>> begin RECORDS FOR PROCESSING
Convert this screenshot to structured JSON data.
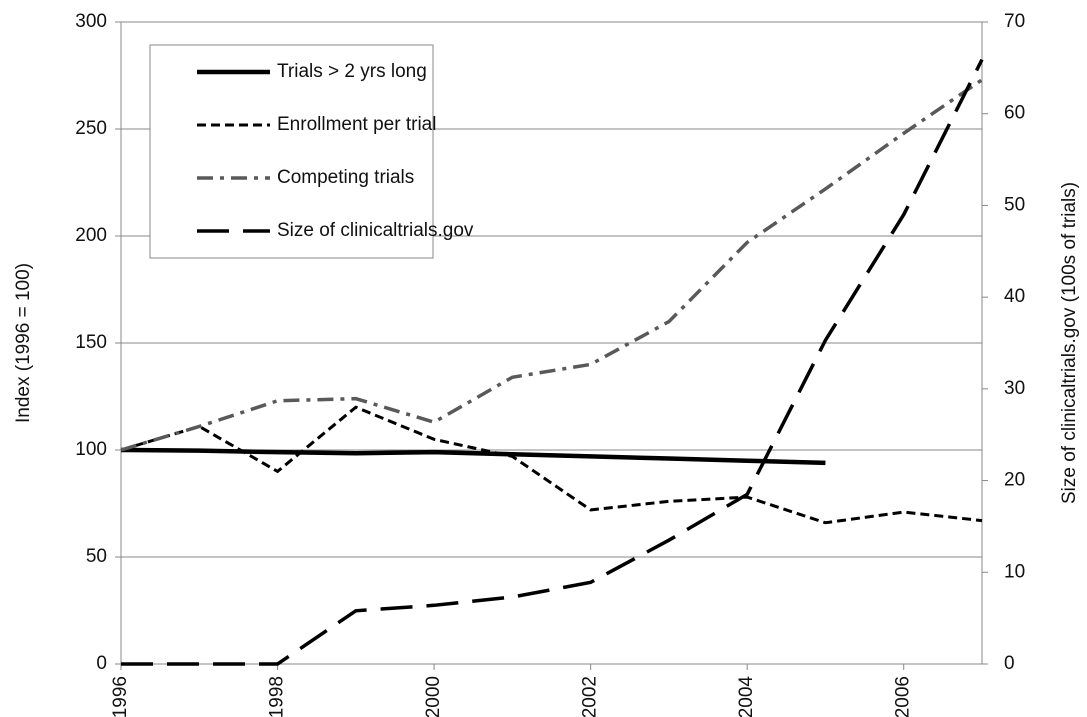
{
  "chart_data": {
    "type": "line",
    "x": [
      1996,
      1997,
      1998,
      1999,
      2000,
      2001,
      2002,
      2003,
      2004,
      2005,
      2006,
      2007
    ],
    "xlim": [
      1996,
      2007
    ],
    "xticks": [
      1996,
      1998,
      2000,
      2002,
      2004,
      2006
    ],
    "ylim": [
      0,
      300
    ],
    "yticks": [
      0,
      50,
      100,
      150,
      200,
      250,
      300
    ],
    "y2lim": [
      0,
      70
    ],
    "y2ticks": [
      0,
      10,
      20,
      30,
      40,
      50,
      60,
      70
    ],
    "y_label": "Index (1996 = 100)",
    "y2_label": "Size of clinicaltrials.gov (100s of trials)",
    "grid": true,
    "series": [
      {
        "name": "Trials > 2 yrs long",
        "color": "#000000",
        "style": "solid",
        "values": [
          100,
          99.7,
          99,
          98.5,
          99,
          98,
          97,
          96,
          95,
          94,
          null,
          null
        ]
      },
      {
        "name": "Enrollment per trial",
        "color": "#000000",
        "style": "dash",
        "values": [
          100,
          111,
          90,
          120,
          105,
          97,
          72,
          76,
          78,
          66,
          71,
          67
        ]
      },
      {
        "name": "Competing trials",
        "color": "#595959",
        "style": "dashdot",
        "values": [
          100,
          111,
          123,
          124,
          113,
          134,
          140,
          160,
          197,
          222,
          248,
          273
        ]
      },
      {
        "name": "Size of clinicaltrials.gov",
        "color": "#000000",
        "style": "longdash",
        "axis": "y2",
        "values": [
          0,
          0,
          0,
          5.8,
          6.4,
          7.3,
          8.9,
          13.5,
          18.5,
          35.3,
          49,
          65.9
        ]
      }
    ]
  }
}
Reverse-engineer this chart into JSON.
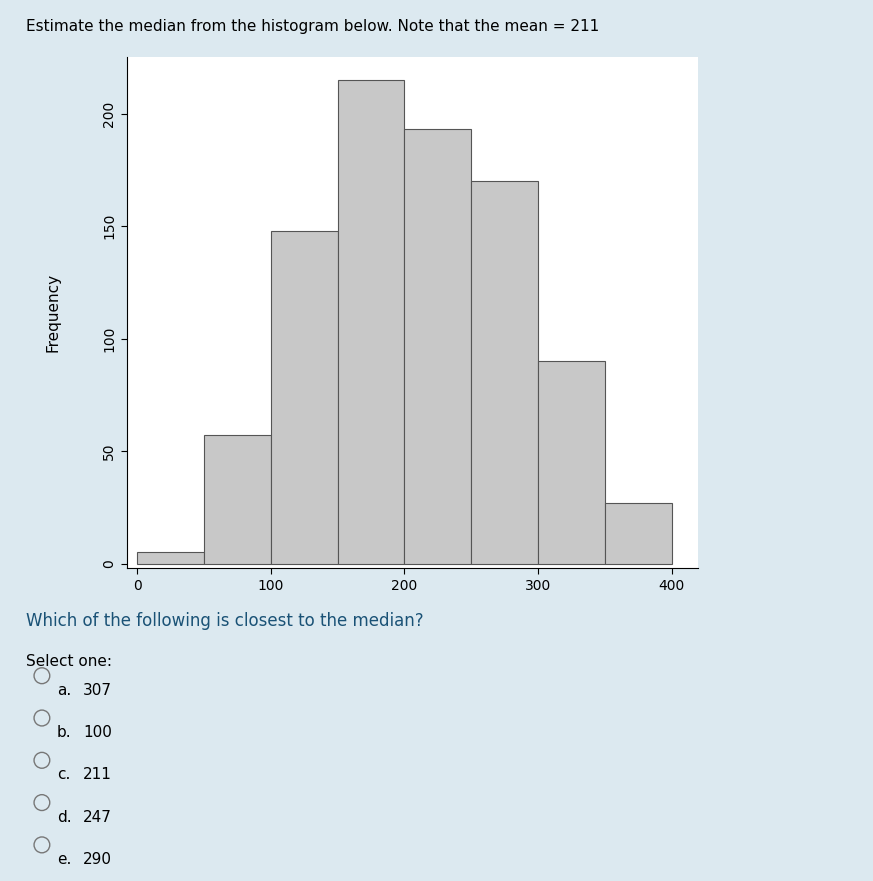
>> end RECORDS FOR PROCESSING
Restate each line of the records exactly; pictures do not belong in the copy.

Convert this screenshot to structured JSON data.
{
  "chart_data": {
    "type": "line",
    "x": [
      1996,
      1997,
      1998,
      1999,
      2000,
      2001,
      2002,
      2003,
      2004,
      2005,
      2006,
      2007
    ],
    "xlim": [
      1996,
      2007
    ],
    "xticks": [
      1996,
      1998,
      2000,
      2002,
      2004,
      2006
    ],
    "ylim": [
      0,
      300
    ],
    "yticks": [
      0,
      50,
      100,
      150,
      200,
      250,
      300
    ],
    "y2lim": [
      0,
      70
    ],
    "y2ticks": [
      0,
      10,
      20,
      30,
      40,
      50,
      60,
      70
    ],
    "y_label": "Index (1996 = 100)",
    "y2_label": "Size of clinicaltrials.gov (100s of trials)",
    "grid": true,
    "series": [
      {
        "name": "Trials > 2 yrs long",
        "color": "#000000",
        "style": "solid",
        "values": [
          100,
          99.7,
          99,
          98.5,
          99,
          98,
          97,
          96,
          95,
          94,
          null,
          null
        ]
      },
      {
        "name": "Enrollment per trial",
        "color": "#000000",
        "style": "dash",
        "values": [
          100,
          111,
          90,
          120,
          105,
          97,
          72,
          76,
          78,
          66,
          71,
          67
        ]
      },
      {
        "name": "Competing trials",
        "color": "#595959",
        "style": "dashdot",
        "values": [
          100,
          111,
          123,
          124,
          113,
          134,
          140,
          160,
          197,
          222,
          248,
          273
        ]
      },
      {
        "name": "Size of clinicaltrials.gov",
        "color": "#000000",
        "style": "longdash",
        "axis": "y2",
        "values": [
          0,
          0,
          0,
          5.8,
          6.4,
          7.3,
          8.9,
          13.5,
          18.5,
          35.3,
          49,
          65.9
        ]
      }
    ]
  }
}
Reverse-engineer this chart into JSON.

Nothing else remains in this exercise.